◆ The input
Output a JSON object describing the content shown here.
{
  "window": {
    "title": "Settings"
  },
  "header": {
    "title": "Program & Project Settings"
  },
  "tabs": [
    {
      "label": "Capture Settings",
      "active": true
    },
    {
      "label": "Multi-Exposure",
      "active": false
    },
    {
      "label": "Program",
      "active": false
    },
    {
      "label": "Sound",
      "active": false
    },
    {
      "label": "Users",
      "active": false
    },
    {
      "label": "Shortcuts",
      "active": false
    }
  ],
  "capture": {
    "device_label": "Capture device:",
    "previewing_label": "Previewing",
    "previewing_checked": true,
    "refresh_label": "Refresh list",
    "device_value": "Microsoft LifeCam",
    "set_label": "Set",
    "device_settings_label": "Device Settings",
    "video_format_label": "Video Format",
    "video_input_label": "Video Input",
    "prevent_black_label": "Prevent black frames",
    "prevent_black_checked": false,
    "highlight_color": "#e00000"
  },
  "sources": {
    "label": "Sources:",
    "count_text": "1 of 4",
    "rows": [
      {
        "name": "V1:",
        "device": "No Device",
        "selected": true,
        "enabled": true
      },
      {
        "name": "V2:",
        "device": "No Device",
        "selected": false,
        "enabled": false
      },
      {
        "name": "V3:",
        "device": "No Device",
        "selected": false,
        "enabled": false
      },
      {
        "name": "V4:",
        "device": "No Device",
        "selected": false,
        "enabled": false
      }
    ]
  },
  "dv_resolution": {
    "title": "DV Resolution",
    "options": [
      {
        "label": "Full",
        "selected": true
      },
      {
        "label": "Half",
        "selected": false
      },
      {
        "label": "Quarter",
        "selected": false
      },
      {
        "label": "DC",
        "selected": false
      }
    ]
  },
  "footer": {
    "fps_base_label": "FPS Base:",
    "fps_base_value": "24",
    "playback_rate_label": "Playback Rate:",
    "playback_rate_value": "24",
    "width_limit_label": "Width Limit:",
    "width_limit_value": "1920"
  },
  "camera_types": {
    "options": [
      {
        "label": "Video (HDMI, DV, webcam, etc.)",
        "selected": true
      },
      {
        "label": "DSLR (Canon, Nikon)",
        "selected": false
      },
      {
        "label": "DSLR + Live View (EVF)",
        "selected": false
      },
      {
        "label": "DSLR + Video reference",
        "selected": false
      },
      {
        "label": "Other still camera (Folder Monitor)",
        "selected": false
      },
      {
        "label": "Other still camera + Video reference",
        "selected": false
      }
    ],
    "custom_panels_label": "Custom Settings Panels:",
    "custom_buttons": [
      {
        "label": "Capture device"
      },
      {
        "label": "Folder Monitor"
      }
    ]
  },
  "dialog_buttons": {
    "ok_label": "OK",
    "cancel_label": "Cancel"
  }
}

◆ Short task
Say how many lines in this listing hold the string "title", giving the count and nothing more.

◆ Task output
3